(Stored data entries)
....

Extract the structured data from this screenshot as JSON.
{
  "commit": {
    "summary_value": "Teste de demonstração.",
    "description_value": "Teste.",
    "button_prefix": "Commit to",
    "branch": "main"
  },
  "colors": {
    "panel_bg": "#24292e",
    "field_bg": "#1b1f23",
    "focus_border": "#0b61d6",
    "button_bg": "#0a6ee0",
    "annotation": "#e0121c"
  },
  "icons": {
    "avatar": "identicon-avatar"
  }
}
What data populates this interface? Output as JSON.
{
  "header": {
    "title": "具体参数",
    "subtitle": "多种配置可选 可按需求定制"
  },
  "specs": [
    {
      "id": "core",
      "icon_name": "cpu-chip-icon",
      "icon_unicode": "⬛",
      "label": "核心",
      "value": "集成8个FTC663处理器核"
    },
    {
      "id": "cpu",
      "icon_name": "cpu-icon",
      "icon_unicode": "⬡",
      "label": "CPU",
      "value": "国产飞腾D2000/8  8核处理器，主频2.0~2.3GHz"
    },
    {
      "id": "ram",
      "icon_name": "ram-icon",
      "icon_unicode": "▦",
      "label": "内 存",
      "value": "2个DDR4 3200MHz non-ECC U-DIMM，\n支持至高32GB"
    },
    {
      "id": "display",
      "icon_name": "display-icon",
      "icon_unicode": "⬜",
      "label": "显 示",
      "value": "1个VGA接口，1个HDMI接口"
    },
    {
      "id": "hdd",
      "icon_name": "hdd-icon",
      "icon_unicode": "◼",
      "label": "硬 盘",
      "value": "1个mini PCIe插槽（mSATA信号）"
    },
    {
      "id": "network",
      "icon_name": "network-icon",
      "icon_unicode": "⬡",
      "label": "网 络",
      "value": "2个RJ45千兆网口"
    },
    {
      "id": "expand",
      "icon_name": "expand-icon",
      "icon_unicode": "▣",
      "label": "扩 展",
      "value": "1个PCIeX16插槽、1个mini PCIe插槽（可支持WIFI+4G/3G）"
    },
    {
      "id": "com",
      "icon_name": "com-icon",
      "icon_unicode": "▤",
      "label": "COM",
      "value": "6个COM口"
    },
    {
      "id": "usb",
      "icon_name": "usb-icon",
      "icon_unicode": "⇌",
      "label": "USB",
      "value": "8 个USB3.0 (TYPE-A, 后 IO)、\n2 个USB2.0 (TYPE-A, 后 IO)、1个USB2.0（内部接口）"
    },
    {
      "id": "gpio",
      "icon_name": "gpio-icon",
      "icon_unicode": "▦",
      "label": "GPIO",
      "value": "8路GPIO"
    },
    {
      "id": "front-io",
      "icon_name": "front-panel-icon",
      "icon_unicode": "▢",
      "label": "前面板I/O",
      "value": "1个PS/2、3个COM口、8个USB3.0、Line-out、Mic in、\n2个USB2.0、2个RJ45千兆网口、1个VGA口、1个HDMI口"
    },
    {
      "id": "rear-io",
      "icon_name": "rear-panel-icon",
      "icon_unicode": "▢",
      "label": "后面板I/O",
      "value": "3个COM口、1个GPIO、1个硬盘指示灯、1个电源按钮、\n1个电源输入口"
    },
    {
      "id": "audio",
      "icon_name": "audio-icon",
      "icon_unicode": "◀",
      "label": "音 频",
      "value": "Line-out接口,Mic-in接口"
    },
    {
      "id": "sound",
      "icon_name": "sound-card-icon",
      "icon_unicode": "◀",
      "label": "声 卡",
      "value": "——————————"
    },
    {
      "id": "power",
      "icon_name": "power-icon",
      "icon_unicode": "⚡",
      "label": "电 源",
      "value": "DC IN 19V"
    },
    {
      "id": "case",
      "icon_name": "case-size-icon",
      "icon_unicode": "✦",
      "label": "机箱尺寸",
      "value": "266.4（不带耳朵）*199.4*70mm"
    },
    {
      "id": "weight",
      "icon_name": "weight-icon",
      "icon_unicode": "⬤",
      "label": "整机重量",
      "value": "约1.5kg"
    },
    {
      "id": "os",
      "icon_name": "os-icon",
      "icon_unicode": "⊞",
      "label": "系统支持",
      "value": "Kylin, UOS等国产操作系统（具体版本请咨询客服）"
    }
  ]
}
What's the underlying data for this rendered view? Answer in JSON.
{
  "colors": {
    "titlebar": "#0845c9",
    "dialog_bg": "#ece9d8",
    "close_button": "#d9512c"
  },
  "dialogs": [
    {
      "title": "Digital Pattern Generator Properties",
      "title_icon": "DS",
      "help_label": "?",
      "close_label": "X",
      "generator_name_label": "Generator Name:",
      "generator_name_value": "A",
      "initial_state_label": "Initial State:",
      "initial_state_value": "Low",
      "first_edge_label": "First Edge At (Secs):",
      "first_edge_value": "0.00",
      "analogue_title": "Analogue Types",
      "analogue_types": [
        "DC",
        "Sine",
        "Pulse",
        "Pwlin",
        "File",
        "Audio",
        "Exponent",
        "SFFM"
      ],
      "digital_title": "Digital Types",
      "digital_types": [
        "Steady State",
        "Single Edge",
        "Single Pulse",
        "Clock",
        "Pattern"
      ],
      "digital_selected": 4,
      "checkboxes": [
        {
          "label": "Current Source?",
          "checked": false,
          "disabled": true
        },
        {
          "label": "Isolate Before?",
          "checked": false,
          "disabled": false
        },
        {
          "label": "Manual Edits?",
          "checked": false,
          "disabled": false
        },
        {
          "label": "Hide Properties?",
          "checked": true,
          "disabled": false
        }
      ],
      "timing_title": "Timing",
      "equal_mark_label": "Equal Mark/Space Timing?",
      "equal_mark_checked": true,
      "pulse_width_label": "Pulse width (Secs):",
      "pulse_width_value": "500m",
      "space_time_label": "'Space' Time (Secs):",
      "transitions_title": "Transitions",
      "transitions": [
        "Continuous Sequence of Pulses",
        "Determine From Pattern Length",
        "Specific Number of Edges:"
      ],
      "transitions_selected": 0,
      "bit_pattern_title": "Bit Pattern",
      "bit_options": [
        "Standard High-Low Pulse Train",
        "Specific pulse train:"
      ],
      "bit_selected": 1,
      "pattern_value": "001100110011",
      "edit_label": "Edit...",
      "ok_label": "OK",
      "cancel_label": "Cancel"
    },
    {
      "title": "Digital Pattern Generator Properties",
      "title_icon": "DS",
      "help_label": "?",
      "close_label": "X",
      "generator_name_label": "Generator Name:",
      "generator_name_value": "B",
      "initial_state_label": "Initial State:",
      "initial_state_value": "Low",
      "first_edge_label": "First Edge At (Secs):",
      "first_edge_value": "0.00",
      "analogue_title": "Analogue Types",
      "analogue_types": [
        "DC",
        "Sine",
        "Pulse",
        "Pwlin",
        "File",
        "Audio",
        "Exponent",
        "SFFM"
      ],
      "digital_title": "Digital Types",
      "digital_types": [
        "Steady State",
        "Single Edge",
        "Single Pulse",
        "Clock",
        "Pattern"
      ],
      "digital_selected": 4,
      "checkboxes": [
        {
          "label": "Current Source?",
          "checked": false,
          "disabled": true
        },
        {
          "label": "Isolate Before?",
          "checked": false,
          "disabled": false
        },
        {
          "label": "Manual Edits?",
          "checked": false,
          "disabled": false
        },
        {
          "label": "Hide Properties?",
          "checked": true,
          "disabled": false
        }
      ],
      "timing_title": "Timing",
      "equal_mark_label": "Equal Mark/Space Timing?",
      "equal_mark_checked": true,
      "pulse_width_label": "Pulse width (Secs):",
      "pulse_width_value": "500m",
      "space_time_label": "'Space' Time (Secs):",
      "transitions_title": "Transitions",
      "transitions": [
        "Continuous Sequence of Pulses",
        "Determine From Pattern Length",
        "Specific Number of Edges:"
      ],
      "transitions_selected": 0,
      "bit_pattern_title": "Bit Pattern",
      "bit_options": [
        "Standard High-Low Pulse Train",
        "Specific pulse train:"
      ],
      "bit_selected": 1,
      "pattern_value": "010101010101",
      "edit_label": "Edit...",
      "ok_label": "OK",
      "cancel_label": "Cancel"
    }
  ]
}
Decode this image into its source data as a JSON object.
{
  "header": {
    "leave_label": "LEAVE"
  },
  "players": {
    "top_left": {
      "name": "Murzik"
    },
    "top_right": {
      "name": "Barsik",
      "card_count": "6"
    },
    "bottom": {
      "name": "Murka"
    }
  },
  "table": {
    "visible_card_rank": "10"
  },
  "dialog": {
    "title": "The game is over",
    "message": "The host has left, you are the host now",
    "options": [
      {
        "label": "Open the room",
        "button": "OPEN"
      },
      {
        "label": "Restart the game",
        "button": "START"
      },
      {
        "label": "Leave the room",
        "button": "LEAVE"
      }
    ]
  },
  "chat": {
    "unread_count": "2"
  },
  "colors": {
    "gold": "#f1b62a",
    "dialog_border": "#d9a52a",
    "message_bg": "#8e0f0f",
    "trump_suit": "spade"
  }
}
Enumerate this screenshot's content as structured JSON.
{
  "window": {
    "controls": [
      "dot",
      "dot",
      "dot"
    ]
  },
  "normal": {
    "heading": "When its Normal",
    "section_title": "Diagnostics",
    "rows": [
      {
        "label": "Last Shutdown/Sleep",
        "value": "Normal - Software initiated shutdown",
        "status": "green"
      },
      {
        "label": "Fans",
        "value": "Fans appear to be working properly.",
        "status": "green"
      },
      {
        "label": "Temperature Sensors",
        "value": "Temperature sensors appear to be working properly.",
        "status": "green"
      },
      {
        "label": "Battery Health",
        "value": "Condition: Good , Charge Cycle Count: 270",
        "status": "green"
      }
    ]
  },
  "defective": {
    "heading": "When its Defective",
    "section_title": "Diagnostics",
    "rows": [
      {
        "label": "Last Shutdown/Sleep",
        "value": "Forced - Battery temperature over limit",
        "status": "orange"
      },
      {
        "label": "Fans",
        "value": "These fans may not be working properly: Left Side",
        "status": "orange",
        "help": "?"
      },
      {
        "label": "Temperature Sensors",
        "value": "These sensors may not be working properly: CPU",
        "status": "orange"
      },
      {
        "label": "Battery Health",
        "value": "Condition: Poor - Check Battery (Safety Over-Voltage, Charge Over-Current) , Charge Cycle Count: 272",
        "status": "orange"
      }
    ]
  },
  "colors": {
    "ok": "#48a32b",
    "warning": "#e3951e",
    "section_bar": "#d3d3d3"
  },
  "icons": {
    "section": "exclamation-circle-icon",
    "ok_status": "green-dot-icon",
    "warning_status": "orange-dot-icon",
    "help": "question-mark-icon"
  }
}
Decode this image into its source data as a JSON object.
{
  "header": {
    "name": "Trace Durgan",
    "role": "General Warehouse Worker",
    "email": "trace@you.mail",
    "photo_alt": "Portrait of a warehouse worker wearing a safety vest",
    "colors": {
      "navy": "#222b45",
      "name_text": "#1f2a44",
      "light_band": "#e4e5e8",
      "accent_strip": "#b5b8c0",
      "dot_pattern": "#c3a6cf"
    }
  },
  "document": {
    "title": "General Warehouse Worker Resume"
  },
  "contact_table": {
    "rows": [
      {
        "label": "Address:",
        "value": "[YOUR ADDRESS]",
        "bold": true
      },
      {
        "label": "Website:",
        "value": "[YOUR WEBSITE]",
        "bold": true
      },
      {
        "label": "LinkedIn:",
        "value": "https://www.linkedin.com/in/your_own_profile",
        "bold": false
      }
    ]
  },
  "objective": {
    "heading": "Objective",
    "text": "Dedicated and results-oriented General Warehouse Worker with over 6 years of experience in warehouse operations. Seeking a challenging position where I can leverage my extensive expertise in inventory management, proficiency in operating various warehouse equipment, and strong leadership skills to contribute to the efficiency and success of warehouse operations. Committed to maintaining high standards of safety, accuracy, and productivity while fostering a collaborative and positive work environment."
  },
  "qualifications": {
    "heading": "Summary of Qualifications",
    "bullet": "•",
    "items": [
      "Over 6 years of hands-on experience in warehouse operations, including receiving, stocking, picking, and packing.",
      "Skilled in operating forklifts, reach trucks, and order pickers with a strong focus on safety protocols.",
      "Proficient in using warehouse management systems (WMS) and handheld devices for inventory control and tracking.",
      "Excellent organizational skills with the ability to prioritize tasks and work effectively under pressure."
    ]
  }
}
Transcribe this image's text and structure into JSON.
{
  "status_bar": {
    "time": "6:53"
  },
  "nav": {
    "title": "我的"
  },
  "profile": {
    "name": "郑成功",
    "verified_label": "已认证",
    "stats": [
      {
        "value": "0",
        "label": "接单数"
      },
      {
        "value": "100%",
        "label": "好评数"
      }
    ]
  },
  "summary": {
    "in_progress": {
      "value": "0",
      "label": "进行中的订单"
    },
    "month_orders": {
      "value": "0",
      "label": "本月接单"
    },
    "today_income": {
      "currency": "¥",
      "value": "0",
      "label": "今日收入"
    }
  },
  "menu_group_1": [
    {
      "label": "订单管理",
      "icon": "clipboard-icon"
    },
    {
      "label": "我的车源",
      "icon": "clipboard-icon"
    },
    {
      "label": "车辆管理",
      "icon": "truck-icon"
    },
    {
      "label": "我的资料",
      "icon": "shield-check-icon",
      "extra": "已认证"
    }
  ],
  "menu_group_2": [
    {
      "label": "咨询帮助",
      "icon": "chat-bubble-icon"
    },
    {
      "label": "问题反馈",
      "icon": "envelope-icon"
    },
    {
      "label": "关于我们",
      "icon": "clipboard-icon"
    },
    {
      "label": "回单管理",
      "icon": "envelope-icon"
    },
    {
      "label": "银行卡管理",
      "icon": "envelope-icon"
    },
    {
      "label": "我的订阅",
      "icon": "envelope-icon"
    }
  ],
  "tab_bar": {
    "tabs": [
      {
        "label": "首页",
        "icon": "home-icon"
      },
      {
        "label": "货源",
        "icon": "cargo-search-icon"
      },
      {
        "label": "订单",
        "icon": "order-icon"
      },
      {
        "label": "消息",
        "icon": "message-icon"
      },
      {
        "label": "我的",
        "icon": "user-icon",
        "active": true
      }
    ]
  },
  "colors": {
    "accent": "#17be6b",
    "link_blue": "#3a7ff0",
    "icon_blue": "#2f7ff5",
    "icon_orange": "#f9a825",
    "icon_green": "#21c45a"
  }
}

....

- _Aim_
Your answer should be a single number: the count of lines containing the word "room".

- _Correct response_
2